**Task details**:
Write only the number of lines in the records beneath that hold "page".

**Data to use**:
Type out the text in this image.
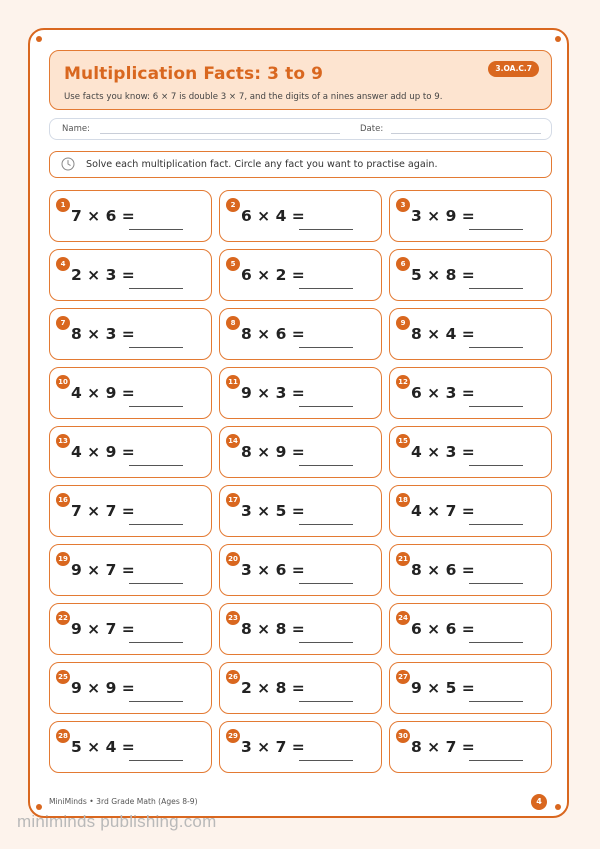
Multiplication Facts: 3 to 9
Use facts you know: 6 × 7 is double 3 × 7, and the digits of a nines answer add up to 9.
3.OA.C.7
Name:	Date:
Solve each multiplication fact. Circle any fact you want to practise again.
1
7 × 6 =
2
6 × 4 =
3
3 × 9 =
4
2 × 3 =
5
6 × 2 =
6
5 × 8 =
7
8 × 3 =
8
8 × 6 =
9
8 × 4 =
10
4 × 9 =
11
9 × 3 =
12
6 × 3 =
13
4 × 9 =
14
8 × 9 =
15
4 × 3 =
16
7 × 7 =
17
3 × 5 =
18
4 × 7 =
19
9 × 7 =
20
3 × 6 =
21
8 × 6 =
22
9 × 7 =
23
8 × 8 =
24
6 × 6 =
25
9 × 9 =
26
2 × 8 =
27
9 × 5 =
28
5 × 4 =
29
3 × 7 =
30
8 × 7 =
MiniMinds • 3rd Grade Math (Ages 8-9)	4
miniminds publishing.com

...

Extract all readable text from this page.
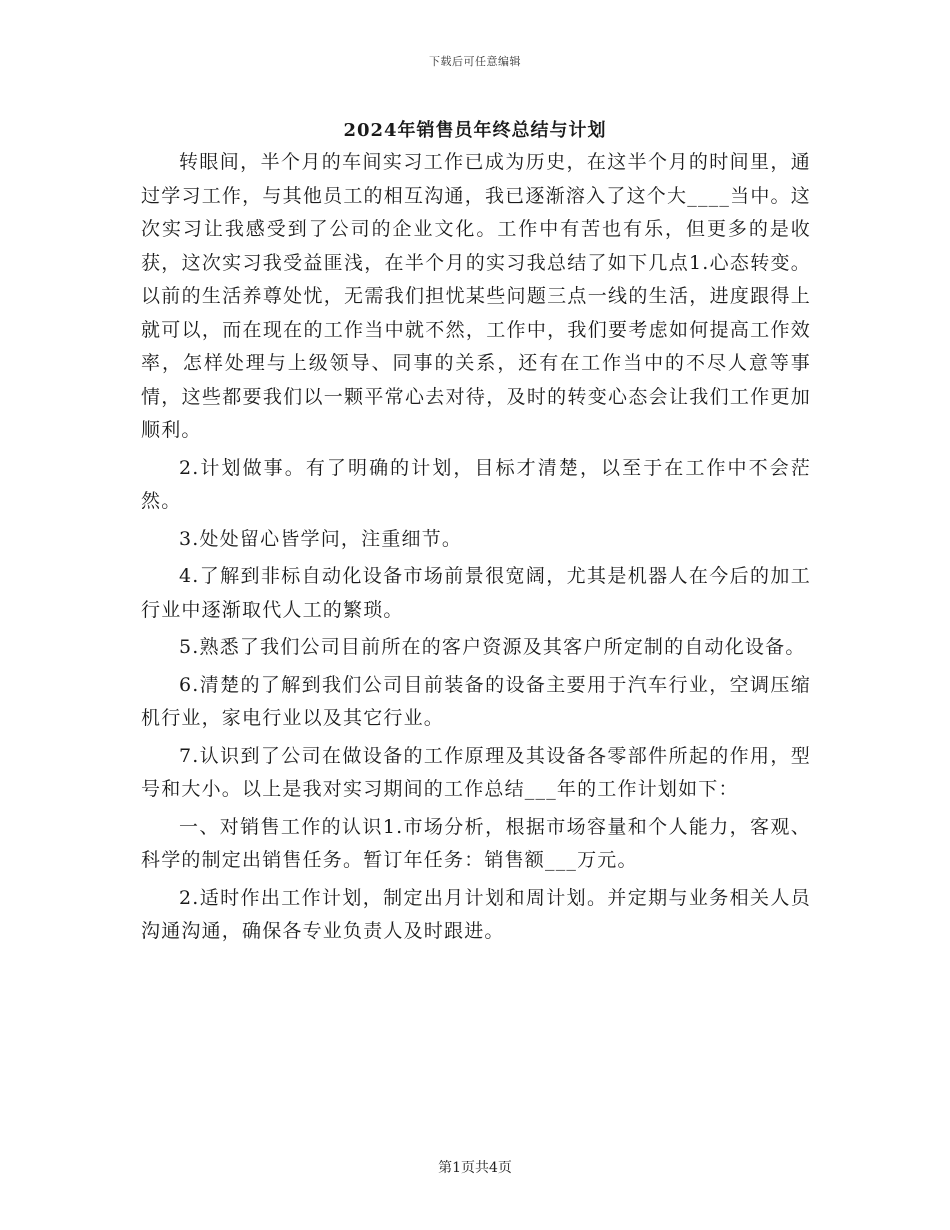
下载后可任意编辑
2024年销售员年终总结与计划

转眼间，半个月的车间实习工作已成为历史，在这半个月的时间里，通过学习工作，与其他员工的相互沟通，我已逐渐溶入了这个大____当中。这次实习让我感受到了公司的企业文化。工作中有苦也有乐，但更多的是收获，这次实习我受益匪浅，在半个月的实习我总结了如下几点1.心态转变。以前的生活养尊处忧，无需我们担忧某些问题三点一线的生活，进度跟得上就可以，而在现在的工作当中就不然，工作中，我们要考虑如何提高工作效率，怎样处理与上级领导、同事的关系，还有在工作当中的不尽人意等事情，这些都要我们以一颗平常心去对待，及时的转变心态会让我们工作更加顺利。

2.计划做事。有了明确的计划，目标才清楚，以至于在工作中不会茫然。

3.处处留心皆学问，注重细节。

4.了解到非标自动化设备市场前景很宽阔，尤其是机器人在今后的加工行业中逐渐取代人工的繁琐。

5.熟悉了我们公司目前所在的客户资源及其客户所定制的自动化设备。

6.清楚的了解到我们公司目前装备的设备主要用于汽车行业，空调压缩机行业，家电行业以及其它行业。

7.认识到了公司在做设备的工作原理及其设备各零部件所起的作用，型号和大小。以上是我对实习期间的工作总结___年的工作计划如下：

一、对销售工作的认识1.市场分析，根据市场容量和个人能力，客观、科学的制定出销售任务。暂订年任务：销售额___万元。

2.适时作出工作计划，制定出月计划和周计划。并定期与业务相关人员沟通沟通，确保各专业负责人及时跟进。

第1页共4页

==

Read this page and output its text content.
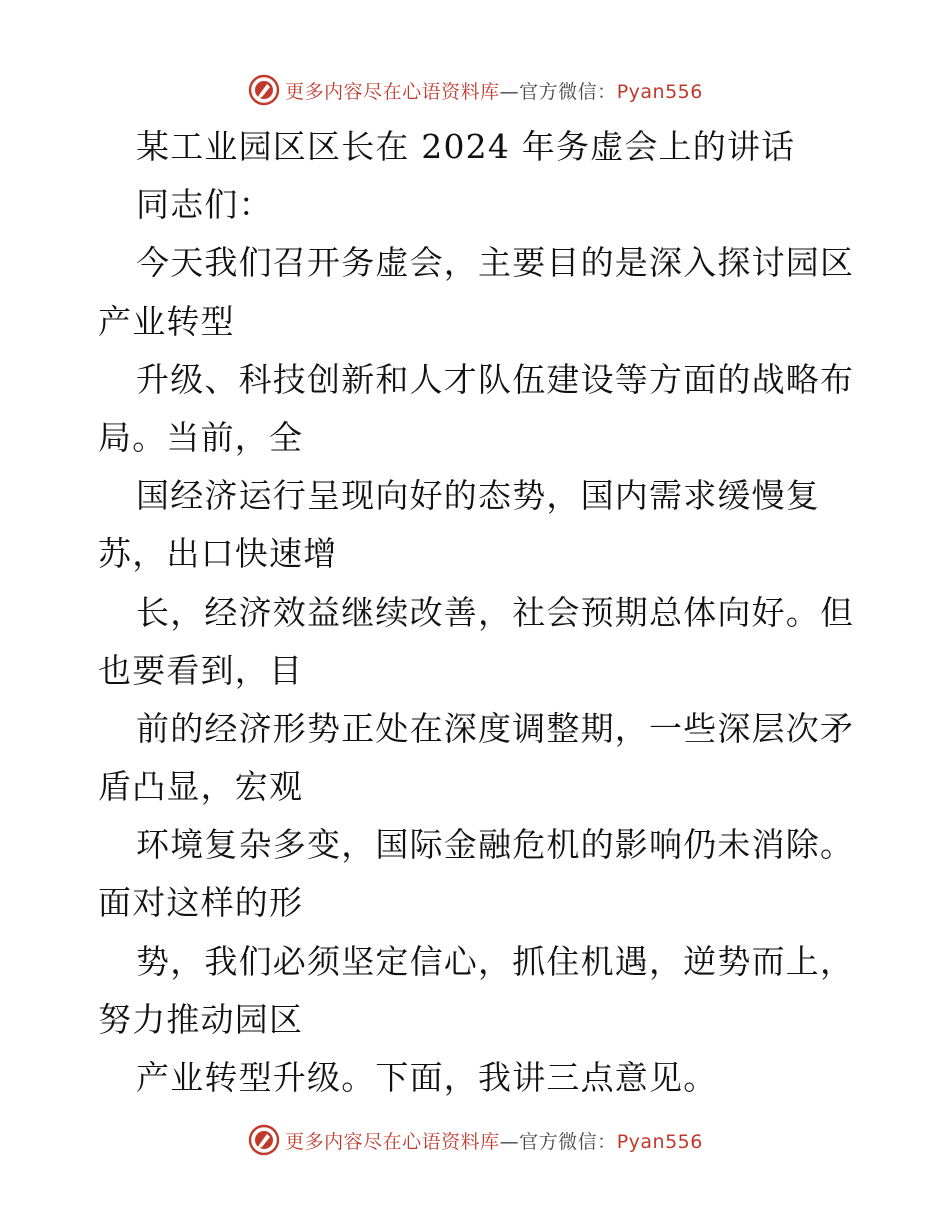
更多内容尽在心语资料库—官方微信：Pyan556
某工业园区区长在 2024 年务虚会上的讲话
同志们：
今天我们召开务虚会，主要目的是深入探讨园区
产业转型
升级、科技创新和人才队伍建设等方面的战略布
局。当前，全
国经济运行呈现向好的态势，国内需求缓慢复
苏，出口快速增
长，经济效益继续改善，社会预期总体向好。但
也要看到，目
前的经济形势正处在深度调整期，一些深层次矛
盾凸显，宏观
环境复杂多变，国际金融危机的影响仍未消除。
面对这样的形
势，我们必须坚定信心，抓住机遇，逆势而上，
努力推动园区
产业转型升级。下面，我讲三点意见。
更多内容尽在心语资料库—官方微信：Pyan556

**Task output**:
2